(Data entries)

◇ ◇ ◇ ◇ ◇ ◇ ◇

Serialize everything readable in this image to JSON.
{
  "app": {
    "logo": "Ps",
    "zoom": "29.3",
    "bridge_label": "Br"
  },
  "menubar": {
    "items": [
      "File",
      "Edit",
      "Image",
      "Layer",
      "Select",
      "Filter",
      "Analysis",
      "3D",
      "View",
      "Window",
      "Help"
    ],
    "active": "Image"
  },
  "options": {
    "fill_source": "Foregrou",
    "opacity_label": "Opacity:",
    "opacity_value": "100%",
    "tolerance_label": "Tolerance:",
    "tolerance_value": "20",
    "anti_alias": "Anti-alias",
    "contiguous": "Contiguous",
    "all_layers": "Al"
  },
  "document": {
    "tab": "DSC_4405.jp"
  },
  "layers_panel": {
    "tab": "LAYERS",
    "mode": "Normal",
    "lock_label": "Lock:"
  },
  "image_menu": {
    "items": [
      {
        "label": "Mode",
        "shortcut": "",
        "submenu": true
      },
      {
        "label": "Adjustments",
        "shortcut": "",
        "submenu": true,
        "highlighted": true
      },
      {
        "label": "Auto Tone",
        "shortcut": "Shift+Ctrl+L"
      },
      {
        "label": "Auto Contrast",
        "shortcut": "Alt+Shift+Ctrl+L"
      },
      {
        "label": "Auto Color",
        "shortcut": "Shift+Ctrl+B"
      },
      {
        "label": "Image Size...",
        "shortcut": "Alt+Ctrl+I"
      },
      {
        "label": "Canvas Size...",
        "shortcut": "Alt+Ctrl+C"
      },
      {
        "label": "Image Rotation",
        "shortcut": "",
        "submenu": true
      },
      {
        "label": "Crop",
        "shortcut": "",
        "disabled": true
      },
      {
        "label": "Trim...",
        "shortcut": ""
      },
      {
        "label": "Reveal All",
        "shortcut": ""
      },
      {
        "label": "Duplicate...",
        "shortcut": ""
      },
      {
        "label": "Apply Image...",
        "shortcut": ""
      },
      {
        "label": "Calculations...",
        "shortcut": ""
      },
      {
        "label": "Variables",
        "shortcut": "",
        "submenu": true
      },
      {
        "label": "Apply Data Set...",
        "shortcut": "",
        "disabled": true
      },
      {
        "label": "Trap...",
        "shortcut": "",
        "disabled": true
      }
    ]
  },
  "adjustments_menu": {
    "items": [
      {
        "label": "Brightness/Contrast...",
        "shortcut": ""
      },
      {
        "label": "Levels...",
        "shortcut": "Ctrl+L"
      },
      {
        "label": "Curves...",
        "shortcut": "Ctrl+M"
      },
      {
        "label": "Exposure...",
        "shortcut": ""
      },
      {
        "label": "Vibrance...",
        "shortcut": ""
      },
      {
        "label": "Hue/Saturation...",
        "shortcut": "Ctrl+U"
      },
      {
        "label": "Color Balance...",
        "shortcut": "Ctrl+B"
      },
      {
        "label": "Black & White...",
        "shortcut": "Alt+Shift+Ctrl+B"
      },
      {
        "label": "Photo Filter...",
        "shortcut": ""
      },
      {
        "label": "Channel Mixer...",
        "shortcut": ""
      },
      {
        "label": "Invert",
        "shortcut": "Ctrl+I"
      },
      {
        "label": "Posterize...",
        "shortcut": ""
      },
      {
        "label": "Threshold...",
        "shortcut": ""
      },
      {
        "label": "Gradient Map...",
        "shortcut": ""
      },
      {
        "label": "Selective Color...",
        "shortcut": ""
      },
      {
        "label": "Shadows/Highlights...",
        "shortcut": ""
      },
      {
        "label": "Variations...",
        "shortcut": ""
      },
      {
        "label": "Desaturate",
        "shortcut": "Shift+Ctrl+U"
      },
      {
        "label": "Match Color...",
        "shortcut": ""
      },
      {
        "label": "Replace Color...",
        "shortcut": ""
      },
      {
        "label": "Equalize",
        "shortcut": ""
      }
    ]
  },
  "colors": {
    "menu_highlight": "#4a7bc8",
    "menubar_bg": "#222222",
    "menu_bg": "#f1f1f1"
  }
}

◇ ◇ ◇ ◇ ◇ ◇ ◇

Write out all the records above again, exactly as they stand.

Serialize everything readable in this image to JSON.
{
  "app": {
    "logo": "Ps",
    "zoom": "29.3",
    "bridge_label": "Br"
  },
  "menubar": {
    "items": [
      "File",
      "Edit",
      "Image",
      "Layer",
      "Select",
      "Filter",
      "Analysis",
      "3D",
      "View",
      "Window",
      "Help"
    ],
    "active": "Image"
  },
  "options": {
    "fill_source": "Foregrou",
    "opacity_label": "Opacity:",
    "opacity_value": "100%",
    "tolerance_label": "Tolerance:",
    "tolerance_value": "20",
    "anti_alias": "Anti-alias",
    "contiguous": "Contiguous",
    "all_layers": "Al"
  },
  "document": {
    "tab": "DSC_4405.jp"
  },
  "layers_panel": {
    "tab": "LAYERS",
    "mode": "Normal",
    "lock_label": "Lock:"
  },
  "image_menu": {
    "items": [
      {
        "label": "Mode",
        "shortcut": "",
        "submenu": true
      },
      {
        "label": "Adjustments",
        "shortcut": "",
        "submenu": true,
        "highlighted": true
      },
      {
        "label": "Auto Tone",
        "shortcut": "Shift+Ctrl+L"
      },
      {
        "label": "Auto Contrast",
        "shortcut": "Alt+Shift+Ctrl+L"
      },
      {
        "label": "Auto Color",
        "shortcut": "Shift+Ctrl+B"
      },
      {
        "label": "Image Size...",
        "shortcut": "Alt+Ctrl+I"
      },
      {
        "label": "Canvas Size...",
        "shortcut": "Alt+Ctrl+C"
      },
      {
        "label": "Image Rotation",
        "shortcut": "",
        "submenu": true
      },
      {
        "label": "Crop",
        "shortcut": "",
        "disabled": true
      },
      {
        "label": "Trim...",
        "shortcut": ""
      },
      {
        "label": "Reveal All",
        "shortcut": ""
      },
      {
        "label": "Duplicate...",
        "shortcut": ""
      },
      {
        "label": "Apply Image...",
        "shortcut": ""
      },
      {
        "label": "Calculations...",
        "shortcut": ""
      },
      {
        "label": "Variables",
        "shortcut": "",
        "submenu": true
      },
      {
        "label": "Apply Data Set...",
        "shortcut": "",
        "disabled": true
      },
      {
        "label": "Trap...",
        "shortcut": "",
        "disabled": true
      }
    ]
  },
  "adjustments_menu": {
    "items": [
      {
        "label": "Brightness/Contrast...",
        "shortcut": ""
      },
      {
        "label": "Levels...",
        "shortcut": "Ctrl+L"
      },
      {
        "label": "Curves...",
        "shortcut": "Ctrl+M"
      },
      {
        "label": "Exposure...",
        "shortcut": ""
      },
      {
        "label": "Vibrance...",
        "shortcut": ""
      },
      {
        "label": "Hue/Saturation...",
        "shortcut": "Ctrl+U"
      },
      {
        "label": "Color Balance...",
        "shortcut": "Ctrl+B"
      },
      {
        "label": "Black & White...",
        "shortcut": "Alt+Shift+Ctrl+B"
      },
      {
        "label": "Photo Filter...",
        "shortcut": ""
      },
      {
        "label": "Channel Mixer...",
        "shortcut": ""
      },
      {
        "label": "Invert",
        "shortcut": "Ctrl+I"
      },
      {
        "label": "Posterize...",
        "shortcut": ""
      },
      {
        "label": "Threshold...",
        "shortcut": ""
      },
      {
        "label": "Gradient Map...",
        "shortcut": ""
      },
      {
        "label": "Selective Color...",
        "shortcut": ""
      },
      {
        "label": "Shadows/Highlights...",
        "shortcut": ""
      },
      {
        "label": "Variations...",
        "shortcut": ""
      },
      {
        "label": "Desaturate",
        "shortcut": "Shift+Ctrl+U"
      },
      {
        "label": "Match Color...",
        "shortcut": ""
      },
      {
        "label": "Replace Color...",
        "shortcut": ""
      },
      {
        "label": "Equalize",
        "shortcut": ""
      }
    ]
  },
  "colors": {
    "menu_highlight": "#4a7bc8",
    "menubar_bg": "#222222",
    "menu_bg": "#f1f1f1"
  }
}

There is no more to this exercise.